▸ **AIM OF THE EXERCISE**:
Output each line of the material exactly as it stands.
------------------------------------------------------------
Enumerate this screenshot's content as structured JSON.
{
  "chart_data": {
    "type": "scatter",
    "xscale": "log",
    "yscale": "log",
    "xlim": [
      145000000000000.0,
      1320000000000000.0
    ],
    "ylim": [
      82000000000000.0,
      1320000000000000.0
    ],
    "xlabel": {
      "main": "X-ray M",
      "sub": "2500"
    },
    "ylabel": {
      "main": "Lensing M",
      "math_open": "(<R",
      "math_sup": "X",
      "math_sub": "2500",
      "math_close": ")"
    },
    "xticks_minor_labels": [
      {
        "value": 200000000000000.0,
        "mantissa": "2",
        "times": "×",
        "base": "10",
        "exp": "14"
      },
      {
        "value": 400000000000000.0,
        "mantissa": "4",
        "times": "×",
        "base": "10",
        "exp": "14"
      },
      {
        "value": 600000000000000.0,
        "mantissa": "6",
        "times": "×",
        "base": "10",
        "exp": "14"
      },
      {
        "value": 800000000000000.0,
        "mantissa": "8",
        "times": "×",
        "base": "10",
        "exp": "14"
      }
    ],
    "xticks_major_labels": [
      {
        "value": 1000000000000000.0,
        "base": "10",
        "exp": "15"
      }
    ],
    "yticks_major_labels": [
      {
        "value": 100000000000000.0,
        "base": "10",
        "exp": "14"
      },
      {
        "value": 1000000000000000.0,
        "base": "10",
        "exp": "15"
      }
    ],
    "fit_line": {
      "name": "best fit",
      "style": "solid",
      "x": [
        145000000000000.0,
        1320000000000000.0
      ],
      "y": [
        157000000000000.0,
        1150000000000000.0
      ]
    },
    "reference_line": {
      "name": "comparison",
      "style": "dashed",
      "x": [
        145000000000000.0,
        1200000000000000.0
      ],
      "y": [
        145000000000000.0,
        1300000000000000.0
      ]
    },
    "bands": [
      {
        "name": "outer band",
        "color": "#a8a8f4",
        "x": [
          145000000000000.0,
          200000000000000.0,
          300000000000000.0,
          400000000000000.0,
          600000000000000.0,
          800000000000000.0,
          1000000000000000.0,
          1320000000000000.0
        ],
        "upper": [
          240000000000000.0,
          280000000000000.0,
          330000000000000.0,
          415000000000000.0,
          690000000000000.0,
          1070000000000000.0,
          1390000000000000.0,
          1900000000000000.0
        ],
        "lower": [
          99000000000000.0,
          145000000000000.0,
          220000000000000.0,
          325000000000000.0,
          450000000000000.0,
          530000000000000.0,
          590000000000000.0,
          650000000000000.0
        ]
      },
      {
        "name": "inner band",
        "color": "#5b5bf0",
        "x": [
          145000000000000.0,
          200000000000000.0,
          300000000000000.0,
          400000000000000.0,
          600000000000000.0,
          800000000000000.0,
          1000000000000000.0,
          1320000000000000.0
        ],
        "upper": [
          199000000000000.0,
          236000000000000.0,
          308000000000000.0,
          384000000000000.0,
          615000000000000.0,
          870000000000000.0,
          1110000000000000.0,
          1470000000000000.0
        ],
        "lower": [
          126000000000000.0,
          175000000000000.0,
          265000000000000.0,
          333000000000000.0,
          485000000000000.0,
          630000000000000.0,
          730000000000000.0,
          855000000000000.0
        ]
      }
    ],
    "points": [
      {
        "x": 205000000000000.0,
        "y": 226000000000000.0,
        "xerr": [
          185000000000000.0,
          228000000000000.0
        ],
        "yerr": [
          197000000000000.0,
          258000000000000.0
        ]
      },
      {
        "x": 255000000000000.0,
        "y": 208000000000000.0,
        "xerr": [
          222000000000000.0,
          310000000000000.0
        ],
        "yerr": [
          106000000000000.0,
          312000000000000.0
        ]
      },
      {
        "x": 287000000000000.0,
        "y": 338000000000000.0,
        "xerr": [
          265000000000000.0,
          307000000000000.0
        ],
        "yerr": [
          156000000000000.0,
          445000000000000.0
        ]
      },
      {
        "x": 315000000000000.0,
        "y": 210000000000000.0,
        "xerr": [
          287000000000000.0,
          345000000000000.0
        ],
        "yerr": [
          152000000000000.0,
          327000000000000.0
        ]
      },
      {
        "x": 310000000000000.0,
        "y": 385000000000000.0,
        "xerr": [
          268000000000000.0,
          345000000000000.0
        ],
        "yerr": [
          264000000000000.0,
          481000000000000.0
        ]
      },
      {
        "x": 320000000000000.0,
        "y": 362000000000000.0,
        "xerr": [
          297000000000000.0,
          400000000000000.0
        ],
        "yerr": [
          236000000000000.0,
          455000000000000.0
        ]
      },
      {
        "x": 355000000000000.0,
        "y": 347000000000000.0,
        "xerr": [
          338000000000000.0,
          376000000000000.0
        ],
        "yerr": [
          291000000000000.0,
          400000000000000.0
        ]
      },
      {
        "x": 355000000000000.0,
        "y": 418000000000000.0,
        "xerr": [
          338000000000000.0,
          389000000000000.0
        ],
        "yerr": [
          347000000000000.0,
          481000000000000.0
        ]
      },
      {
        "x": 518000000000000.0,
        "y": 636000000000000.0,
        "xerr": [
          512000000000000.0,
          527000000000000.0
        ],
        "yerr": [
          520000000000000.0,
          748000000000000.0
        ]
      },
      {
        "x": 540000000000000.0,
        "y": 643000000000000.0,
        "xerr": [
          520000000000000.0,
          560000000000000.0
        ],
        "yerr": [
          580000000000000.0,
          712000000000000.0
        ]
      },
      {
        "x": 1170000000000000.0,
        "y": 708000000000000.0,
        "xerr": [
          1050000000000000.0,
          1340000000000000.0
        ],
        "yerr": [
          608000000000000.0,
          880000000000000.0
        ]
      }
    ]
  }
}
------------------------------------------------------------
▸ **FINISHED EXERCISE**:
Enumerate this screenshot's content as structured JSON.
{
  "chart_data": {
    "type": "scatter",
    "xscale": "log",
    "yscale": "log",
    "xlim": [
      145000000000000.0,
      1320000000000000.0
    ],
    "ylim": [
      82000000000000.0,
      1320000000000000.0
    ],
    "xlabel": {
      "main": "X-ray M",
      "sub": "2500"
    },
    "ylabel": {
      "main": "Lensing M",
      "math_open": "(<R",
      "math_sup": "X",
      "math_sub": "2500",
      "math_close": ")"
    },
    "xticks_minor_labels": [
      {
        "value": 200000000000000.0,
        "mantissa": "2",
        "times": "×",
        "base": "10",
        "exp": "14"
      },
      {
        "value": 400000000000000.0,
        "mantissa": "4",
        "times": "×",
        "base": "10",
        "exp": "14"
      },
      {
        "value": 600000000000000.0,
        "mantissa": "6",
        "times": "×",
        "base": "10",
        "exp": "14"
      },
      {
        "value": 800000000000000.0,
        "mantissa": "8",
        "times": "×",
        "base": "10",
        "exp": "14"
      }
    ],
    "xticks_major_labels": [
      {
        "value": 1000000000000000.0,
        "base": "10",
        "exp": "15"
      }
    ],
    "yticks_major_labels": [
      {
        "value": 100000000000000.0,
        "base": "10",
        "exp": "14"
      },
      {
        "value": 1000000000000000.0,
        "base": "10",
        "exp": "15"
      }
    ],
    "fit_line": {
      "name": "best fit",
      "style": "solid",
      "x": [
        145000000000000.0,
        1320000000000000.0
      ],
      "y": [
        157000000000000.0,
        1150000000000000.0
      ]
    },
    "reference_line": {
      "name": "comparison",
      "style": "dashed",
      "x": [
        145000000000000.0,
        1200000000000000.0
      ],
      "y": [
        145000000000000.0,
        1300000000000000.0
      ]
    },
    "bands": [
      {
        "name": "outer band",
        "color": "#a8a8f4",
        "x": [
          145000000000000.0,
          200000000000000.0,
          300000000000000.0,
          400000000000000.0,
          600000000000000.0,
          800000000000000.0,
          1000000000000000.0,
          1320000000000000.0
        ],
        "upper": [
          240000000000000.0,
          280000000000000.0,
          330000000000000.0,
          415000000000000.0,
          690000000000000.0,
          1070000000000000.0,
          1390000000000000.0,
          1900000000000000.0
        ],
        "lower": [
          99000000000000.0,
          145000000000000.0,
          220000000000000.0,
          325000000000000.0,
          450000000000000.0,
          530000000000000.0,
          590000000000000.0,
          650000000000000.0
        ]
      },
      {
        "name": "inner band",
        "color": "#5b5bf0",
        "x": [
          145000000000000.0,
          200000000000000.0,
          300000000000000.0,
          400000000000000.0,
          600000000000000.0,
          800000000000000.0,
          1000000000000000.0,
          1320000000000000.0
        ],
        "upper": [
          199000000000000.0,
          236000000000000.0,
          308000000000000.0,
          384000000000000.0,
          615000000000000.0,
          870000000000000.0,
          1110000000000000.0,
          1470000000000000.0
        ],
        "lower": [
          126000000000000.0,
          175000000000000.0,
          265000000000000.0,
          333000000000000.0,
          485000000000000.0,
          630000000000000.0,
          730000000000000.0,
          855000000000000.0
        ]
      }
    ],
    "points": [
      {
        "x": 205000000000000.0,
        "y": 226000000000000.0,
        "xerr": [
          185000000000000.0,
          228000000000000.0
        ],
        "yerr": [
          197000000000000.0,
          258000000000000.0
        ]
      },
      {
        "x": 255000000000000.0,
        "y": 208000000000000.0,
        "xerr": [
          222000000000000.0,
          310000000000000.0
        ],
        "yerr": [
          106000000000000.0,
          312000000000000.0
        ]
      },
      {
        "x": 287000000000000.0,
        "y": 338000000000000.0,
        "xerr": [
          265000000000000.0,
          307000000000000.0
        ],
        "yerr": [
          156000000000000.0,
          445000000000000.0
        ]
      },
      {
        "x": 315000000000000.0,
        "y": 210000000000000.0,
        "xerr": [
          287000000000000.0,
          345000000000000.0
        ],
        "yerr": [
          152000000000000.0,
          327000000000000.0
        ]
      },
      {
        "x": 310000000000000.0,
        "y": 385000000000000.0,
        "xerr": [
          268000000000000.0,
          345000000000000.0
        ],
        "yerr": [
          264000000000000.0,
          481000000000000.0
        ]
      },
      {
        "x": 320000000000000.0,
        "y": 362000000000000.0,
        "xerr": [
          297000000000000.0,
          400000000000000.0
        ],
        "yerr": [
          236000000000000.0,
          455000000000000.0
        ]
      },
      {
        "x": 355000000000000.0,
        "y": 347000000000000.0,
        "xerr": [
          338000000000000.0,
          376000000000000.0
        ],
        "yerr": [
          291000000000000.0,
          400000000000000.0
        ]
      },
      {
        "x": 355000000000000.0,
        "y": 418000000000000.0,
        "xerr": [
          338000000000000.0,
          389000000000000.0
        ],
        "yerr": [
          347000000000000.0,
          481000000000000.0
        ]
      },
      {
        "x": 518000000000000.0,
        "y": 636000000000000.0,
        "xerr": [
          512000000000000.0,
          527000000000000.0
        ],
        "yerr": [
          520000000000000.0,
          748000000000000.0
        ]
      },
      {
        "x": 540000000000000.0,
        "y": 643000000000000.0,
        "xerr": [
          520000000000000.0,
          560000000000000.0
        ],
        "yerr": [
          580000000000000.0,
          712000000000000.0
        ]
      },
      {
        "x": 1170000000000000.0,
        "y": 708000000000000.0,
        "xerr": [
          1050000000000000.0,
          1340000000000000.0
        ],
        "yerr": [
          608000000000000.0,
          880000000000000.0
        ]
      }
    ]
  }
}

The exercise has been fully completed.